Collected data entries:
------------------------------

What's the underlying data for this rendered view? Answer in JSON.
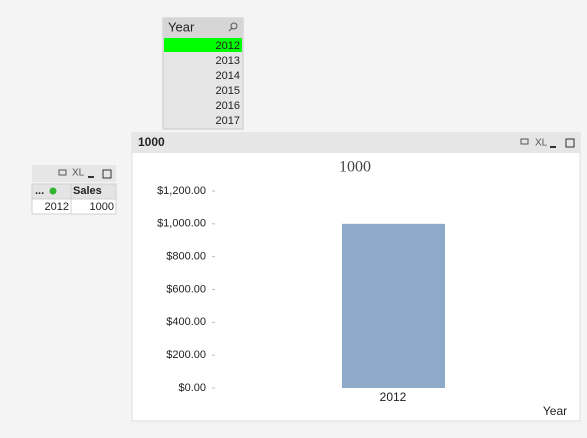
{
  "list_box": {
    "title": "Year",
    "items": [
      "2012",
      "2013",
      "2014",
      "2015",
      "2016",
      "2017"
    ],
    "selected_color": "#00ff00"
  },
  "table_box": {
    "xl_label": "XL",
    "headers": [
      "...",
      "Sales"
    ],
    "rows": [
      [
        "2012",
        "1000"
      ]
    ]
  },
  "chart_caption": {
    "title": "1000",
    "xl_label": "XL"
  },
  "chart_data": {
    "type": "bar",
    "title": "1000",
    "x_label": "Year",
    "categories": [
      "2012"
    ],
    "values": [
      1000
    ],
    "color": "#8eaacb",
    "ylim": [
      0,
      1200
    ],
    "yticks": [
      {
        "value": 0,
        "label": "$0.00"
      },
      {
        "value": 200,
        "label": "$200.00"
      },
      {
        "value": 400,
        "label": "$400.00"
      },
      {
        "value": 600,
        "label": "$600.00"
      },
      {
        "value": 800,
        "label": "$800.00"
      },
      {
        "value": 1000,
        "label": "$1,000.00"
      },
      {
        "value": 1200,
        "label": "$1,200.00"
      }
    ],
    "grid": false
  }
}
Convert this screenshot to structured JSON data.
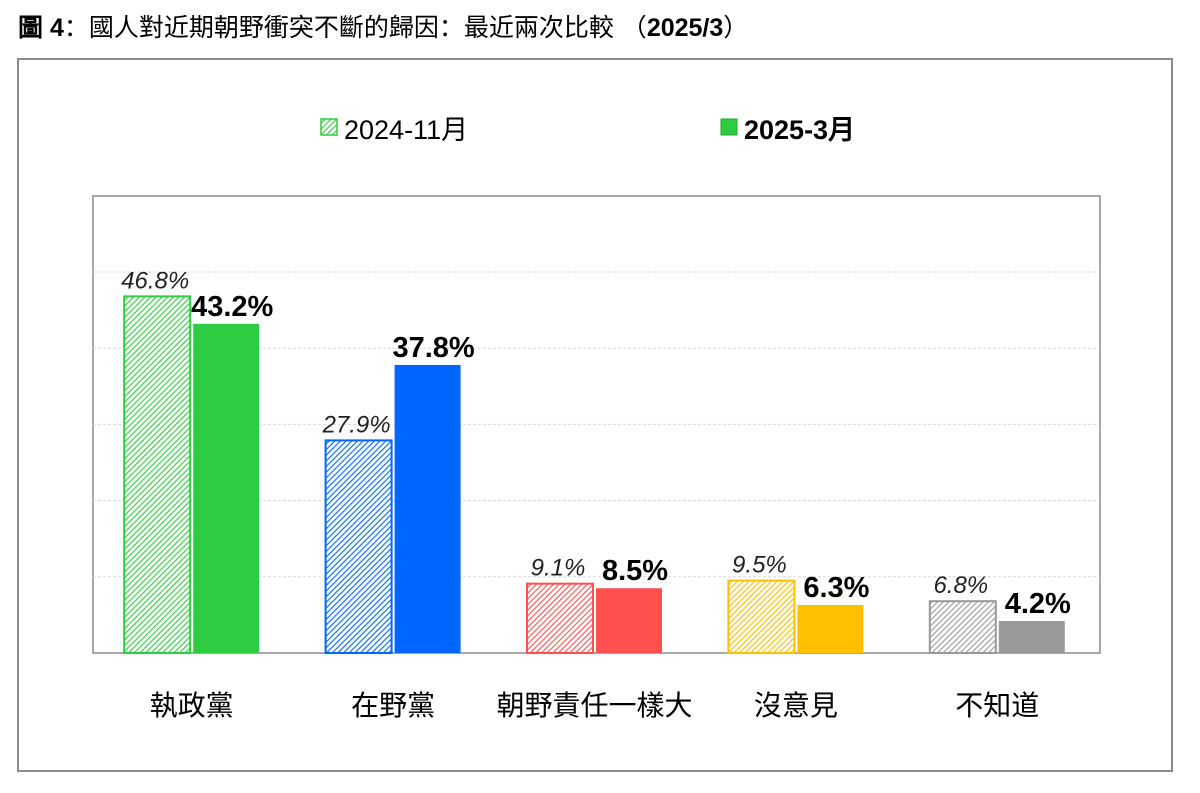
{
  "title": {
    "prefix": "圖 4",
    "text": "：國人對近期朝野衝突不斷的歸因：最近兩次比較 （",
    "date": "2025/3",
    "suffix": "）"
  },
  "colors": {
    "grid": "#d9d9d9",
    "axis": "#8c8c8c",
    "legend_prev": "#2ecc40",
    "legend_curr": "#2ecc40"
  },
  "chart_data": {
    "type": "bar",
    "categories": [
      "執政黨",
      "在野黨",
      "朝野責任一樣大",
      "沒意見",
      "不知道"
    ],
    "series": [
      {
        "name": "2024-11月",
        "values": [
          46.8,
          27.9,
          9.1,
          9.5,
          6.8
        ],
        "labels": [
          "46.8%",
          "27.9%",
          "9.1%",
          "9.5%",
          "6.8%"
        ],
        "style": "hatched-italic"
      },
      {
        "name": "2025-3月",
        "values": [
          43.2,
          37.8,
          8.5,
          6.3,
          4.2
        ],
        "labels": [
          "43.2%",
          "37.8%",
          "8.5%",
          "6.3%",
          "4.2%"
        ],
        "style": "solid-bold"
      }
    ],
    "category_colors": [
      "#2ecc40",
      "#0066ff",
      "#ff5050",
      "#ffc000",
      "#999999"
    ],
    "ylim": [
      0,
      50
    ],
    "grid": true,
    "legend_position": "top"
  }
}
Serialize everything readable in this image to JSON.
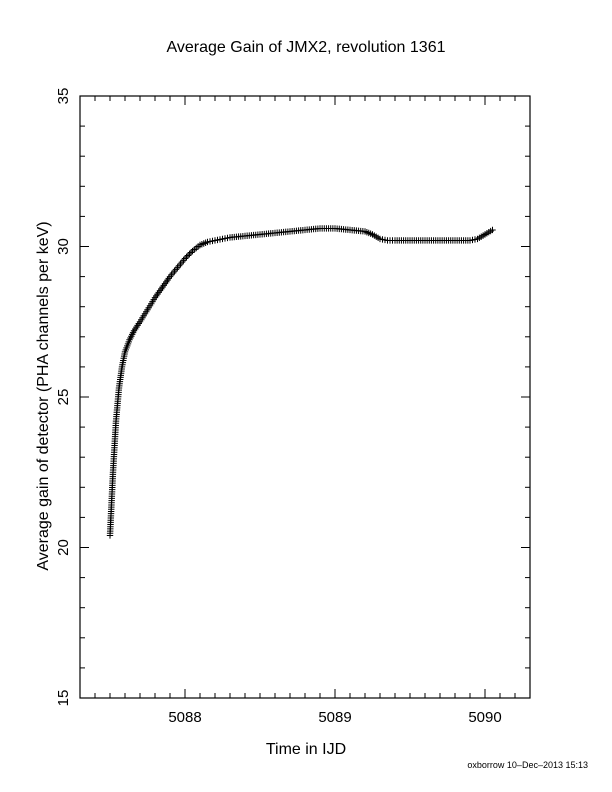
{
  "chart_data": {
    "type": "scatter",
    "title": "Average Gain of JMX2, revolution 1361",
    "xlabel": "Time in IJD",
    "ylabel": "Average gain of detector (PHA channels per keV)",
    "xlim": [
      5087.3,
      5090.3
    ],
    "ylim": [
      15,
      35
    ],
    "x_ticks": [
      5088,
      5089,
      5090
    ],
    "x_tick_labels": [
      "5088",
      "5089",
      "5090"
    ],
    "y_ticks": [
      15,
      20,
      25,
      30,
      35
    ],
    "y_tick_labels": [
      "15",
      "20",
      "25",
      "30",
      "35"
    ],
    "x_minor_step": 0.1,
    "y_minor_step": 1,
    "grid": false,
    "legend": "none",
    "marker": "plus",
    "marker_color": "#000000",
    "series": [
      {
        "x": [
          5087.5,
          5087.52,
          5087.54,
          5087.56,
          5087.58,
          5087.6,
          5087.63,
          5087.66,
          5087.7,
          5087.75,
          5087.8,
          5087.85,
          5087.9,
          5087.95,
          5088.0,
          5088.05,
          5088.1,
          5088.15,
          5088.2,
          5088.25,
          5088.3,
          5088.4,
          5088.5,
          5088.6,
          5088.7,
          5088.8,
          5088.9,
          5089.0,
          5089.1,
          5089.2,
          5089.25,
          5089.3,
          5089.35,
          5089.4,
          5089.5,
          5089.6,
          5089.7,
          5089.8,
          5089.9,
          5089.95,
          5090.0,
          5090.05
        ],
        "y": [
          20.4,
          22.5,
          24.2,
          25.3,
          26.0,
          26.5,
          26.9,
          27.2,
          27.5,
          27.9,
          28.3,
          28.65,
          29.0,
          29.3,
          29.6,
          29.85,
          30.05,
          30.15,
          30.2,
          30.25,
          30.3,
          30.35,
          30.4,
          30.45,
          30.5,
          30.55,
          30.6,
          30.6,
          30.55,
          30.5,
          30.4,
          30.25,
          30.2,
          30.2,
          30.2,
          30.2,
          30.2,
          30.2,
          30.2,
          30.25,
          30.4,
          30.55
        ]
      }
    ]
  },
  "footer": {
    "stamp": "oxborrow 10–Dec–2013 15:13"
  }
}
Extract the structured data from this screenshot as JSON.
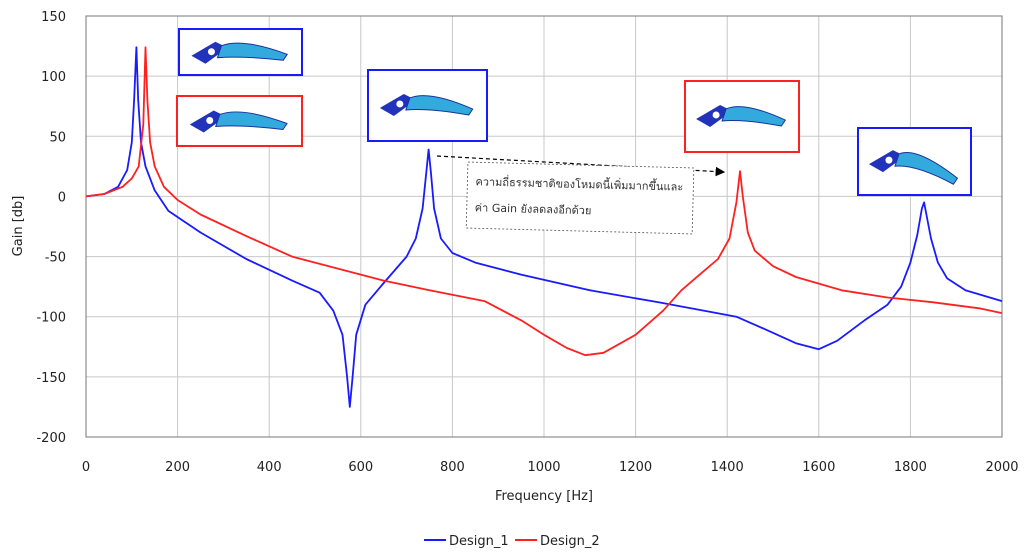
{
  "chart_data": {
    "type": "line",
    "title": "",
    "xlabel": "Frequency [Hz]",
    "ylabel": "Gain [db]",
    "xlim": [
      0,
      2000
    ],
    "ylim": [
      -200,
      150
    ],
    "x_ticks": [
      "0",
      "200",
      "400",
      "600",
      "800",
      "1000",
      "1200",
      "1400",
      "1600",
      "1800",
      "2000"
    ],
    "y_ticks": [
      "150",
      "100",
      "50",
      "0",
      "-50",
      "-100",
      "-150",
      "-200"
    ],
    "grid": true,
    "legend_position": "bottom",
    "series": [
      {
        "name": "Design_1",
        "color": "#1a1aff",
        "points": [
          [
            0,
            0
          ],
          [
            40,
            2
          ],
          [
            70,
            8
          ],
          [
            90,
            22
          ],
          [
            100,
            45
          ],
          [
            105,
            80
          ],
          [
            110,
            124
          ],
          [
            114,
            80
          ],
          [
            120,
            45
          ],
          [
            130,
            25
          ],
          [
            150,
            5
          ],
          [
            180,
            -12
          ],
          [
            250,
            -30
          ],
          [
            350,
            -52
          ],
          [
            450,
            -70
          ],
          [
            510,
            -80
          ],
          [
            540,
            -95
          ],
          [
            560,
            -115
          ],
          [
            570,
            -150
          ],
          [
            576,
            -175
          ],
          [
            582,
            -150
          ],
          [
            590,
            -115
          ],
          [
            610,
            -90
          ],
          [
            650,
            -72
          ],
          [
            700,
            -50
          ],
          [
            720,
            -35
          ],
          [
            735,
            -10
          ],
          [
            743,
            20
          ],
          [
            748,
            39
          ],
          [
            753,
            20
          ],
          [
            760,
            -10
          ],
          [
            775,
            -35
          ],
          [
            800,
            -47
          ],
          [
            850,
            -55
          ],
          [
            950,
            -65
          ],
          [
            1100,
            -78
          ],
          [
            1250,
            -88
          ],
          [
            1350,
            -95
          ],
          [
            1420,
            -100
          ],
          [
            1480,
            -110
          ],
          [
            1550,
            -122
          ],
          [
            1600,
            -127
          ],
          [
            1640,
            -120
          ],
          [
            1700,
            -103
          ],
          [
            1750,
            -90
          ],
          [
            1780,
            -75
          ],
          [
            1800,
            -55
          ],
          [
            1815,
            -32
          ],
          [
            1825,
            -10
          ],
          [
            1830,
            -5
          ],
          [
            1835,
            -15
          ],
          [
            1845,
            -35
          ],
          [
            1860,
            -55
          ],
          [
            1880,
            -68
          ],
          [
            1920,
            -78
          ],
          [
            2000,
            -87
          ]
        ]
      },
      {
        "name": "Design_2",
        "color": "#ff2020",
        "points": [
          [
            0,
            0
          ],
          [
            40,
            2
          ],
          [
            80,
            8
          ],
          [
            100,
            15
          ],
          [
            115,
            25
          ],
          [
            125,
            60
          ],
          [
            130,
            124
          ],
          [
            134,
            80
          ],
          [
            140,
            45
          ],
          [
            150,
            25
          ],
          [
            170,
            8
          ],
          [
            200,
            -3
          ],
          [
            250,
            -15
          ],
          [
            350,
            -33
          ],
          [
            450,
            -50
          ],
          [
            550,
            -60
          ],
          [
            650,
            -70
          ],
          [
            750,
            -78
          ],
          [
            870,
            -87
          ],
          [
            950,
            -103
          ],
          [
            1000,
            -115
          ],
          [
            1050,
            -126
          ],
          [
            1090,
            -132
          ],
          [
            1130,
            -130
          ],
          [
            1200,
            -115
          ],
          [
            1260,
            -95
          ],
          [
            1300,
            -78
          ],
          [
            1340,
            -65
          ],
          [
            1380,
            -52
          ],
          [
            1405,
            -35
          ],
          [
            1420,
            -5
          ],
          [
            1428,
            21
          ],
          [
            1434,
            0
          ],
          [
            1445,
            -30
          ],
          [
            1460,
            -45
          ],
          [
            1500,
            -58
          ],
          [
            1550,
            -67
          ],
          [
            1650,
            -78
          ],
          [
            1750,
            -84
          ],
          [
            1850,
            -88
          ],
          [
            1950,
            -93
          ],
          [
            2000,
            -97
          ]
        ]
      }
    ],
    "annotation": {
      "line1": "ความถี่ธรรมชาติของโหมดนี้เพิ่มมากขึ้นและ",
      "line2": "ค่า Gain ยังลดลงอีกด้วย"
    },
    "mode_shape_boxes": [
      {
        "series": "Design_1",
        "border": "#1a1aff"
      },
      {
        "series": "Design_2",
        "border": "#ff2020"
      },
      {
        "series": "Design_1",
        "border": "#1a1aff"
      },
      {
        "series": "Design_2",
        "border": "#ff2020"
      },
      {
        "series": "Design_1",
        "border": "#1a1aff"
      }
    ]
  }
}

------------------------------

> _WRITTEN TASK_: Look through the entries above and list every line containing "grid".

> _RESULT_:
    "grid": false
    "grid": "#d9d9d9",
    "grid": true,
    "grid": false,
    "grid": true,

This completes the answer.